>>>
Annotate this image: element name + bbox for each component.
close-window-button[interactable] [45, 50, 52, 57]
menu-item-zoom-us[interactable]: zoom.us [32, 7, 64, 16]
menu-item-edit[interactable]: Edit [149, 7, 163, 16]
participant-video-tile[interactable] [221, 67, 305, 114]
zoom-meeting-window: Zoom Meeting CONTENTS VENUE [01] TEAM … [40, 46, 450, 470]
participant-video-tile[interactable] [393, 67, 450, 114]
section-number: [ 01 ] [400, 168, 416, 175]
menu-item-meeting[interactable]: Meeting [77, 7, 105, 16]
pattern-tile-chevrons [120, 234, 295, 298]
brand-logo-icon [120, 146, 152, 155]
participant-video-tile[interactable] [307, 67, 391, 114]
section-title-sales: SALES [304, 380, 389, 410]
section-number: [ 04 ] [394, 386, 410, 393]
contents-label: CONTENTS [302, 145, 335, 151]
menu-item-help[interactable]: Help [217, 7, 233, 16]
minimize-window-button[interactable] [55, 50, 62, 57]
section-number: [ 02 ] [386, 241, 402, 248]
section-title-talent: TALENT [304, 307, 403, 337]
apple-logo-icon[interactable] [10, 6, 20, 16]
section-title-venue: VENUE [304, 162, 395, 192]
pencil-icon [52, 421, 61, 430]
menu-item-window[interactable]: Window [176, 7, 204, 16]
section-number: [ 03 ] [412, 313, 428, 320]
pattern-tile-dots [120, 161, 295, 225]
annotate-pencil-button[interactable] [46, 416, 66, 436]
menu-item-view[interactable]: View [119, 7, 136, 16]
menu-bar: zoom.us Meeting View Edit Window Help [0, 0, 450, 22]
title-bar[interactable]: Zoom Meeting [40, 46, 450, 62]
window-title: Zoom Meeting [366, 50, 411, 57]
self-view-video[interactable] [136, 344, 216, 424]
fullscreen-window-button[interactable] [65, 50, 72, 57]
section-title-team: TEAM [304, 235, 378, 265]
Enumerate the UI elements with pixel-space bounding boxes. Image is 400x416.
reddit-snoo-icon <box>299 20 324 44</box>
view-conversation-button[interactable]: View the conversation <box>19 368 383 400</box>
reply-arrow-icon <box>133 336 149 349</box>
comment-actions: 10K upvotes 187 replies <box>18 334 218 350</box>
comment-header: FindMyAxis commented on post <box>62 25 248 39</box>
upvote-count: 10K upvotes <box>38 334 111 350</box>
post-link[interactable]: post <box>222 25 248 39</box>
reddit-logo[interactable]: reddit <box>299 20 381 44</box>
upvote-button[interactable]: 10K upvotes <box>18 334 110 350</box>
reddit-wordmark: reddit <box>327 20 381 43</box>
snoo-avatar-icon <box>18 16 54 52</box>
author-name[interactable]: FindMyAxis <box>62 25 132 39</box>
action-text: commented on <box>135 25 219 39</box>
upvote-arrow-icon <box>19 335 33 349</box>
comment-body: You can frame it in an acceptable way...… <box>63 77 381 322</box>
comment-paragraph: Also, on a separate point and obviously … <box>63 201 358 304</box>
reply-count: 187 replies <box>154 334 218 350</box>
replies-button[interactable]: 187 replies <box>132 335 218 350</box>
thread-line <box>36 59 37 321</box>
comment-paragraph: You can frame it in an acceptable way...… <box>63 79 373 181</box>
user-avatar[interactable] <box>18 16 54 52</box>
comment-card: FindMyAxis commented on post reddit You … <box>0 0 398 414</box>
<<<
_Task goal_. Render the data as a numbered list with blank lines dropped, beginning with the first line and stopping after the line that contains "title-bar[interactable]: Zoom Meeting".

_Right answer_.
1. Annotate this image: element name + bbox for each component.
2. close-window-button[interactable] [45, 50, 52, 57]
3. menu-item-zoom-us[interactable]: zoom.us [32, 7, 64, 16]
4. menu-item-edit[interactable]: Edit [149, 7, 163, 16]
5. participant-video-tile[interactable] [221, 67, 305, 114]
6. zoom-meeting-window: Zoom Meeting CONTENTS VENUE [01] TEAM … [40, 46, 450, 470]
7. participant-video-tile[interactable] [393, 67, 450, 114]
8. section-number: [ 01 ] [400, 168, 416, 175]
9. menu-item-meeting[interactable]: Meeting [77, 7, 105, 16]
10. pattern-tile-chevrons [120, 234, 295, 298]
11. brand-logo-icon [120, 146, 152, 155]
12. participant-video-tile[interactable] [307, 67, 391, 114]
13. section-title-sales: SALES [304, 380, 389, 410]
14. section-number: [ 04 ] [394, 386, 410, 393]
15. contents-label: CONTENTS [302, 145, 335, 151]
16. menu-item-help[interactable]: Help [217, 7, 233, 16]
17. minimize-window-button[interactable] [55, 50, 62, 57]
18. section-number: [ 02 ] [386, 241, 402, 248]
19. section-title-talent: TALENT [304, 307, 403, 337]
20. apple-logo-icon[interactable] [10, 6, 20, 16]
21. section-title-venue: VENUE [304, 162, 395, 192]
22. pencil-icon [52, 421, 61, 430]
23. menu-item-window[interactable]: Window [176, 7, 204, 16]
24. section-number: [ 03 ] [412, 313, 428, 320]
25. pattern-tile-dots [120, 161, 295, 225]
26. annotate-pencil-button[interactable] [46, 416, 66, 436]
27. menu-item-view[interactable]: View [119, 7, 136, 16]
28. menu-bar: zoom.us Meeting View Edit Window Help [0, 0, 450, 22]
29. title-bar[interactable]: Zoom Meeting [40, 46, 450, 62]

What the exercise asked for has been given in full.